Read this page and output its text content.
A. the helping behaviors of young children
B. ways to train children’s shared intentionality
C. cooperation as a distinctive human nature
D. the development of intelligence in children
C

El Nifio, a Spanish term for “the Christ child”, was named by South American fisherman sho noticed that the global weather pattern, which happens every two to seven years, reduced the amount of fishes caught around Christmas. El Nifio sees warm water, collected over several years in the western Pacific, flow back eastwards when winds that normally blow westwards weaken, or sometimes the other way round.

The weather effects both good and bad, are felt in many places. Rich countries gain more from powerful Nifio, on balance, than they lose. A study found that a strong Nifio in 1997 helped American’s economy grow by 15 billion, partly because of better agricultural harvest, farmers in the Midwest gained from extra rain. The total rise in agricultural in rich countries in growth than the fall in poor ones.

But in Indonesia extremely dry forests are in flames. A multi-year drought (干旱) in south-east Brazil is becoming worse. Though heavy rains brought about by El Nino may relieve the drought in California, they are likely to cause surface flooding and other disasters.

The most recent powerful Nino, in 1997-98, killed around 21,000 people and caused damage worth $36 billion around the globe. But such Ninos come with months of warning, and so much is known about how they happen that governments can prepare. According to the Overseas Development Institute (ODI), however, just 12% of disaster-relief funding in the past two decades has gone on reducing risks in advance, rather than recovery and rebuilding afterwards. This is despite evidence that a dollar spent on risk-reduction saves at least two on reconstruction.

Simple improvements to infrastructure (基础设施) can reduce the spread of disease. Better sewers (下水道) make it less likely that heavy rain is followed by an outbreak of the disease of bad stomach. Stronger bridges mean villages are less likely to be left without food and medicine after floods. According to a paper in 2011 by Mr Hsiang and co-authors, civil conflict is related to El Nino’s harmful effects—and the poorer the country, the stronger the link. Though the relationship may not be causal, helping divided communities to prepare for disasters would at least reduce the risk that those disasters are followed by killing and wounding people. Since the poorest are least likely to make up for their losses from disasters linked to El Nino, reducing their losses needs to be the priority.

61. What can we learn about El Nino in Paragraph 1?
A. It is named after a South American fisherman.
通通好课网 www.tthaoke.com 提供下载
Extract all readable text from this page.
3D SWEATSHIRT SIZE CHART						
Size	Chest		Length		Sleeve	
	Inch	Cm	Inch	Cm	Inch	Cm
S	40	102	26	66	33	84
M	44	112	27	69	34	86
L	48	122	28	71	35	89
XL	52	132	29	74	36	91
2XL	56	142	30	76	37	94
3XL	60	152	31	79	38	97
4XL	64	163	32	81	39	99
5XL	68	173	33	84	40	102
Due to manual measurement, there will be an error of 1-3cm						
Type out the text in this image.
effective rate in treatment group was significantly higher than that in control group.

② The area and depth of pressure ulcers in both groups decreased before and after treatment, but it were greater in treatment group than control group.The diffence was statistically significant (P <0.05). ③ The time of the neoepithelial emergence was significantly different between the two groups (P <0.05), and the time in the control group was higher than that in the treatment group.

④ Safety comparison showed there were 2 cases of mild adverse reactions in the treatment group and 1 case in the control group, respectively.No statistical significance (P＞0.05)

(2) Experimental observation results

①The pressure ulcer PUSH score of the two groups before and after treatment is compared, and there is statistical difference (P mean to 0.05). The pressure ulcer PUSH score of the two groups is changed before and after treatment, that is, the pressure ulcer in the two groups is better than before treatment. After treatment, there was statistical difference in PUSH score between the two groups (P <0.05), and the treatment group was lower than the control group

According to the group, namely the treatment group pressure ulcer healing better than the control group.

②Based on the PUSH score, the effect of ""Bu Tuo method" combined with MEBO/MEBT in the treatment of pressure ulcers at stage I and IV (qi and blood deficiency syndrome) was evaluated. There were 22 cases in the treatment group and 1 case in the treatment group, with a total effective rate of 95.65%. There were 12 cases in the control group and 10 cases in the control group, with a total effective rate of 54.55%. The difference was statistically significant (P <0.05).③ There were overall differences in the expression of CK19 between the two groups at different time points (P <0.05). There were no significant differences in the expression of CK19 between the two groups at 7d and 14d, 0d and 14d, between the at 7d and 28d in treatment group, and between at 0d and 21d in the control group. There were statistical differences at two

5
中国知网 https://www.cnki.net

## Instructions to follow
Report the number of lines containing the string "about" and add nothing to it.

## Task solution
3